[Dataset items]
------------------------------------

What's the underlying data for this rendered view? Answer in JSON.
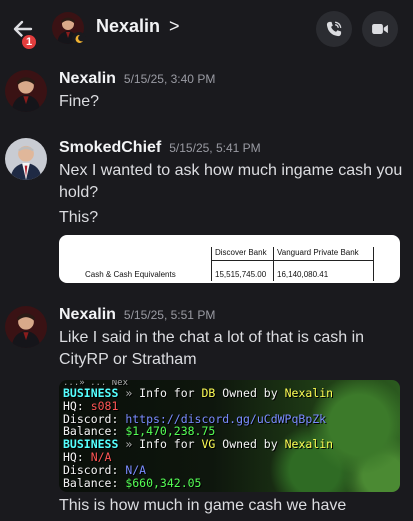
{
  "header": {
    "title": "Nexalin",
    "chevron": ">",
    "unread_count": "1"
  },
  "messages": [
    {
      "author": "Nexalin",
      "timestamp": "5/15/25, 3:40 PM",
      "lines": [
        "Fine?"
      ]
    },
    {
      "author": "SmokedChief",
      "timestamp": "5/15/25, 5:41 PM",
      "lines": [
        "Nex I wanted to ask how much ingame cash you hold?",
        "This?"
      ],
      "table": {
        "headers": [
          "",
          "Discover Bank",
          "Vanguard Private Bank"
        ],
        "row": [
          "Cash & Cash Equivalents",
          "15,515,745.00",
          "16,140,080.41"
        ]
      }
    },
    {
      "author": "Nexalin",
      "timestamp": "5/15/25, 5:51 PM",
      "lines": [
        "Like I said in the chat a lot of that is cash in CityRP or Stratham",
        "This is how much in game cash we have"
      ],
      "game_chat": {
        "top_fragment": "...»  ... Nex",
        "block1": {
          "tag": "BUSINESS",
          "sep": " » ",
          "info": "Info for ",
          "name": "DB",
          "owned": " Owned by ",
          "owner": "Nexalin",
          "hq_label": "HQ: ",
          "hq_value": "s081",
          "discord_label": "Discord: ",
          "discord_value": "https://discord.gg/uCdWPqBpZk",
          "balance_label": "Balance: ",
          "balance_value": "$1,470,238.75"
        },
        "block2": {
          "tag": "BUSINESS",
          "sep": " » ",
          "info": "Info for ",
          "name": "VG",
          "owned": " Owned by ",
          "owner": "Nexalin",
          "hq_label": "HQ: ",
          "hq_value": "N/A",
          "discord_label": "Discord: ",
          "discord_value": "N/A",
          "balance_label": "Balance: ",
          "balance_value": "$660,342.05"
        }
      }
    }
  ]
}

------------------------------------

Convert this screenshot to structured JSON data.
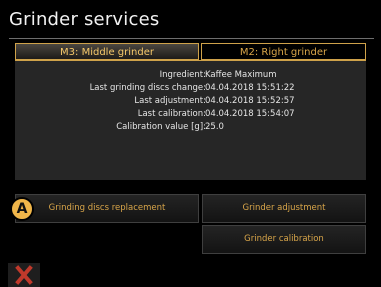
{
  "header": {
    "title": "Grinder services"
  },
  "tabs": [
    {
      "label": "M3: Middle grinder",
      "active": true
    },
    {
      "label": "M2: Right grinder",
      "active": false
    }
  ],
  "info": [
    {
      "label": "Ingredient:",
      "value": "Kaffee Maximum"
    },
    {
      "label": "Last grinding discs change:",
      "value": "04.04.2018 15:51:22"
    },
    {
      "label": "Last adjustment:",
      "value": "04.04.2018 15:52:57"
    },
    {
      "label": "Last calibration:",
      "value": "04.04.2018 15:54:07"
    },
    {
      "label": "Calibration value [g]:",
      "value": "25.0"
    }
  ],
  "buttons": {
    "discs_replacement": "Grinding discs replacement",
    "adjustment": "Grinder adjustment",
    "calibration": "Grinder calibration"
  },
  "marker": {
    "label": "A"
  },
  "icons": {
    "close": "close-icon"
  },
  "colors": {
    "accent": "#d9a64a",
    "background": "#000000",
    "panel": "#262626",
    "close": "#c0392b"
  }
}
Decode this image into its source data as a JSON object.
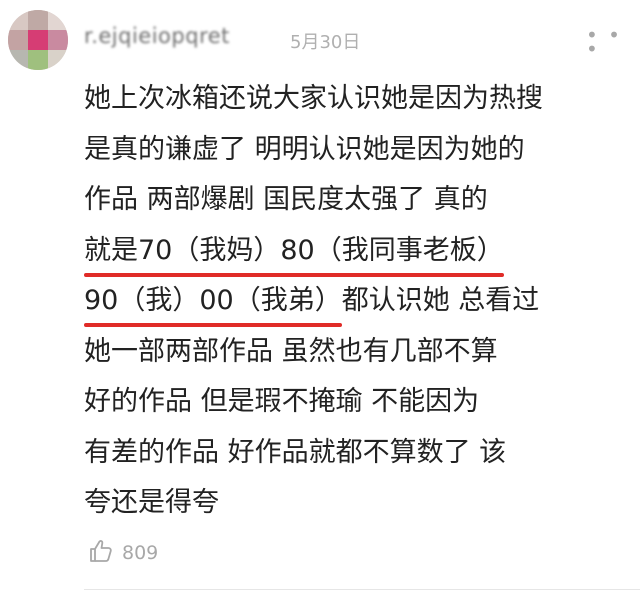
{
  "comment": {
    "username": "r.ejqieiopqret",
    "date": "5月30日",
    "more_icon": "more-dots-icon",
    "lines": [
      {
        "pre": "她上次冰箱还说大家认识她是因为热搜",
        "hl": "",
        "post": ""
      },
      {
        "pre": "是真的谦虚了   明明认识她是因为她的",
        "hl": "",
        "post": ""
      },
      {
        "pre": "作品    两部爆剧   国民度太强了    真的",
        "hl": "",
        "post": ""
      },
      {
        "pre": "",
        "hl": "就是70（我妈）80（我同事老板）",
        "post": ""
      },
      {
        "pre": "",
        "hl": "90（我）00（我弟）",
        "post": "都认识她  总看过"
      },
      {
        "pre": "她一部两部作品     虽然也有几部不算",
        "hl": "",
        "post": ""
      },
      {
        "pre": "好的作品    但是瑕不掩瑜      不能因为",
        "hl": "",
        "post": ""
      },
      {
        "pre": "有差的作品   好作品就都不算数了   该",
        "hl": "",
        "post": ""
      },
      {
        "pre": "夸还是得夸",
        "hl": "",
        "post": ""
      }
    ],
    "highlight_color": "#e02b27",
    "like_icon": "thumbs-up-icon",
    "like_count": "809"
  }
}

------------------------------------

**STATED TASK:** Show every line in the entries where the string "Bank" occurs.

**RESULT FOR THIS EXERCISE:**
          "Discover Bank",
          "Vanguard Private Bank"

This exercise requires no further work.